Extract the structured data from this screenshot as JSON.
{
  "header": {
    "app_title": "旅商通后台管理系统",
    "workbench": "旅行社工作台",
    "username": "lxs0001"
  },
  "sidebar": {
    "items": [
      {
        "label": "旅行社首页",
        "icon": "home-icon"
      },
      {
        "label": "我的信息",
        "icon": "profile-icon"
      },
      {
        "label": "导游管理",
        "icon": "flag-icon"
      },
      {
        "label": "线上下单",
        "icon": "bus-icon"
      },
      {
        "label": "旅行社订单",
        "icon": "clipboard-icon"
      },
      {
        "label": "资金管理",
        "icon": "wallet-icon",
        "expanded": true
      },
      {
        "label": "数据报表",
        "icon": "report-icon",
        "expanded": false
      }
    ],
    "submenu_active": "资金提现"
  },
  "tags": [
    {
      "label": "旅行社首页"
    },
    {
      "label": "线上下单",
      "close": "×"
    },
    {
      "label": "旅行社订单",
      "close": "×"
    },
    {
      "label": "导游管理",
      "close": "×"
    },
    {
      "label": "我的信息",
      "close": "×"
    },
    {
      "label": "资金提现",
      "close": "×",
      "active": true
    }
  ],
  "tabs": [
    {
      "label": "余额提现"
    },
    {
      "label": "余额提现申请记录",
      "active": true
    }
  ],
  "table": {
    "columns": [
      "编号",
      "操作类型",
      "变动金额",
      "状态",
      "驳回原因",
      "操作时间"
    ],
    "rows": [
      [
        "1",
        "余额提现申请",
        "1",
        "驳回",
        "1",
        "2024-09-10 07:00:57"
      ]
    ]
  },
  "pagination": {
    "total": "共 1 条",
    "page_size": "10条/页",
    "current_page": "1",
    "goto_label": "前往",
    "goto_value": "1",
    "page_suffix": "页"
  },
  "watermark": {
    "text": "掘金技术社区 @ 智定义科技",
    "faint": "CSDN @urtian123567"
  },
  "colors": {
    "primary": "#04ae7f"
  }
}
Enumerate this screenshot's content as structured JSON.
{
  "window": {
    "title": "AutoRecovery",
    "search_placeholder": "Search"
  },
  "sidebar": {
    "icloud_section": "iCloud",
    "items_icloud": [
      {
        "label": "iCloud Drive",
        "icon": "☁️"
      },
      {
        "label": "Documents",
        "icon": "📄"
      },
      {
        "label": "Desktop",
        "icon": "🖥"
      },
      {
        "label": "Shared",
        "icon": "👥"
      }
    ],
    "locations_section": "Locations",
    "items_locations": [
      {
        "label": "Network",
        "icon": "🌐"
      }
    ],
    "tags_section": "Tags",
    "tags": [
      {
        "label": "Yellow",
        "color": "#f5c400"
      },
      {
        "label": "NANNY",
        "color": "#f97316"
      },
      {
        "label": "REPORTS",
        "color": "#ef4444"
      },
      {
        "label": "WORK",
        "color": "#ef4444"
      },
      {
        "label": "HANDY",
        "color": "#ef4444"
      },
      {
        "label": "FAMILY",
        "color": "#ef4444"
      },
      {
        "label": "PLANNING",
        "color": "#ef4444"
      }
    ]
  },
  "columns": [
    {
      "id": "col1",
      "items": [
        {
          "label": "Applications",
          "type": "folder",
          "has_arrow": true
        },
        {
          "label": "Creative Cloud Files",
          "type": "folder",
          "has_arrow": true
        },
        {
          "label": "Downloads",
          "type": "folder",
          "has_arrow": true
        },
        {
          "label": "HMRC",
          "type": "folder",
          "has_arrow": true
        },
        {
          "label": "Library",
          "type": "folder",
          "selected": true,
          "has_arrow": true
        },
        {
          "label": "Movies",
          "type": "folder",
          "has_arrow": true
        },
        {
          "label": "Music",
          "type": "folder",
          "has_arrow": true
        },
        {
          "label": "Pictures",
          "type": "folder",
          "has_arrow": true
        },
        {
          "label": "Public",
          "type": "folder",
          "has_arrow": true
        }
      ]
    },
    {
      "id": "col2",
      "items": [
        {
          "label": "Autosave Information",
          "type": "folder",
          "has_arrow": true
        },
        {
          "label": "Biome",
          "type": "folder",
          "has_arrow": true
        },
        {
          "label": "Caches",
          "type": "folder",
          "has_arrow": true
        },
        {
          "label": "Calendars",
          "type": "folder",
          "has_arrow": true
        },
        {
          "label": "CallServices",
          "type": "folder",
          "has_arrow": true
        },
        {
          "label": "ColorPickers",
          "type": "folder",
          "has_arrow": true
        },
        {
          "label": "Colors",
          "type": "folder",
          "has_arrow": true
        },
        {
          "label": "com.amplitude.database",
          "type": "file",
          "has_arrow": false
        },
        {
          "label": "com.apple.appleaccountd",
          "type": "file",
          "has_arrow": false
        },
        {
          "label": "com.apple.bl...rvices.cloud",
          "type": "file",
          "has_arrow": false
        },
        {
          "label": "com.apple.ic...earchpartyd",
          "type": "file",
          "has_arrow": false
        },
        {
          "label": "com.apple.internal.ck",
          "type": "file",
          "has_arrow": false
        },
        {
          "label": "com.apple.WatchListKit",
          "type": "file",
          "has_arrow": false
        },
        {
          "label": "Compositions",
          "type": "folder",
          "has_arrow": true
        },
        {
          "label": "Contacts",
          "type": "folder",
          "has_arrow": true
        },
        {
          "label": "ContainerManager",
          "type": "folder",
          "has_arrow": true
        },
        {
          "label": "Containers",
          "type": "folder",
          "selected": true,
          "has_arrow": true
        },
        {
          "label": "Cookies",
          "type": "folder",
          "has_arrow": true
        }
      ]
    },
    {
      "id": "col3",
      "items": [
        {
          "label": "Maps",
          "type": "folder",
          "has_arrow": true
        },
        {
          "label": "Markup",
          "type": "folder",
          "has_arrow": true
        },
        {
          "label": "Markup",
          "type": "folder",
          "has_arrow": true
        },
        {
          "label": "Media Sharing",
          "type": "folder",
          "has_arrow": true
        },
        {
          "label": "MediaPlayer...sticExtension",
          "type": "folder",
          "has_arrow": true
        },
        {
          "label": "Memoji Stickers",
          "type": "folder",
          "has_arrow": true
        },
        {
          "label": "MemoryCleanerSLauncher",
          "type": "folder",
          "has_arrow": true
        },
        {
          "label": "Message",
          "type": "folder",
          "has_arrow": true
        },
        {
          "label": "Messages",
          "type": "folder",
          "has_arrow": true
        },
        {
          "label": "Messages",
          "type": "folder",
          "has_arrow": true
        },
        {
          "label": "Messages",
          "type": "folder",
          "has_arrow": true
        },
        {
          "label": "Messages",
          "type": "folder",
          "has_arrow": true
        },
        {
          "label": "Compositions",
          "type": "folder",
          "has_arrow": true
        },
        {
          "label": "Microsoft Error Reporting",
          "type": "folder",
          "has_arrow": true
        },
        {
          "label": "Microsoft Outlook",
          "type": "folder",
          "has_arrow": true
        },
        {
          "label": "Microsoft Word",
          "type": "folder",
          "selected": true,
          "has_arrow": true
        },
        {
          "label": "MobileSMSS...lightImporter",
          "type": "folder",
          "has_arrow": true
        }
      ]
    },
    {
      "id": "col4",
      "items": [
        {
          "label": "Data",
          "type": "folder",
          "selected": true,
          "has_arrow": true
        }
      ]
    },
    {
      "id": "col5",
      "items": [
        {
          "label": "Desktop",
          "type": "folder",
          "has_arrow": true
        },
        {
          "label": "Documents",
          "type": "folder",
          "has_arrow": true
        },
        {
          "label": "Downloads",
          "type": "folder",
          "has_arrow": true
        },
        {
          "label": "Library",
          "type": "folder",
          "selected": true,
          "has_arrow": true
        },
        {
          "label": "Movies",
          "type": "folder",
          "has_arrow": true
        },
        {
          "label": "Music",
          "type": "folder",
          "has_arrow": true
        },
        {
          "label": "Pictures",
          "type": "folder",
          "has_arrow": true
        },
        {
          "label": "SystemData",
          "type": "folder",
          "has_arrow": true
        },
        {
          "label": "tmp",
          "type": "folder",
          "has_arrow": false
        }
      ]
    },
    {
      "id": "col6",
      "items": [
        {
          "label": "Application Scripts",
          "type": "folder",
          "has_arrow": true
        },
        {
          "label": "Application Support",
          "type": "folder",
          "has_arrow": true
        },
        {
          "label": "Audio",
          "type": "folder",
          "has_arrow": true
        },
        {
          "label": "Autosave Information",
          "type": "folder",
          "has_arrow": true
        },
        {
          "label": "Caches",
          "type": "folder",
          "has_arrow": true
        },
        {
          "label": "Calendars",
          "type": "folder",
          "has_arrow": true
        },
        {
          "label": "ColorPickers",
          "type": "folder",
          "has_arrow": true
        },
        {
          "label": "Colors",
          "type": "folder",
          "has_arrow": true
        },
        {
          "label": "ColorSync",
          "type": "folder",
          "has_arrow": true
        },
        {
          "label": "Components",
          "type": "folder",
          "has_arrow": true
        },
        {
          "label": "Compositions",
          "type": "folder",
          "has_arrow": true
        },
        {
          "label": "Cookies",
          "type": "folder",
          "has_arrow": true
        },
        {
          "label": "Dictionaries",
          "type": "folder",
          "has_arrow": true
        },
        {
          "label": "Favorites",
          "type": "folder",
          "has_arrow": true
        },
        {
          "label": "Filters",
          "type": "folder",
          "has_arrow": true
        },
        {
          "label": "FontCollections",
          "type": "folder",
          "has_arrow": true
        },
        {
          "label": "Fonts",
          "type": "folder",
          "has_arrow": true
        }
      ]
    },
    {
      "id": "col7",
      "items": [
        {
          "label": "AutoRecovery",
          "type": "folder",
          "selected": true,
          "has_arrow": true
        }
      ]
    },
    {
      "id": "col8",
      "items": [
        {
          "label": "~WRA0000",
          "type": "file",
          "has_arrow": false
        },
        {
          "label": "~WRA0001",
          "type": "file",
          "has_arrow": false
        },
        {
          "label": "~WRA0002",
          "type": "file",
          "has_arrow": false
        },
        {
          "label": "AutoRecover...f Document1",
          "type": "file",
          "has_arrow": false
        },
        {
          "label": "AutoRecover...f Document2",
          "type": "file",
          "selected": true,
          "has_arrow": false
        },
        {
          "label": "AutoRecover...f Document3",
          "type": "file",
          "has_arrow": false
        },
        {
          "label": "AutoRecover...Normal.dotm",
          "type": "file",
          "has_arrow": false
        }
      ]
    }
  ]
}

•••••

WHAT THE TASK REQUIRES -
Where a line contains "structured", copy that line.

RESULT BELOW -
Extract the structured data from this screenshot as JSON.
Enumerate this screenshot's content as structured JSON.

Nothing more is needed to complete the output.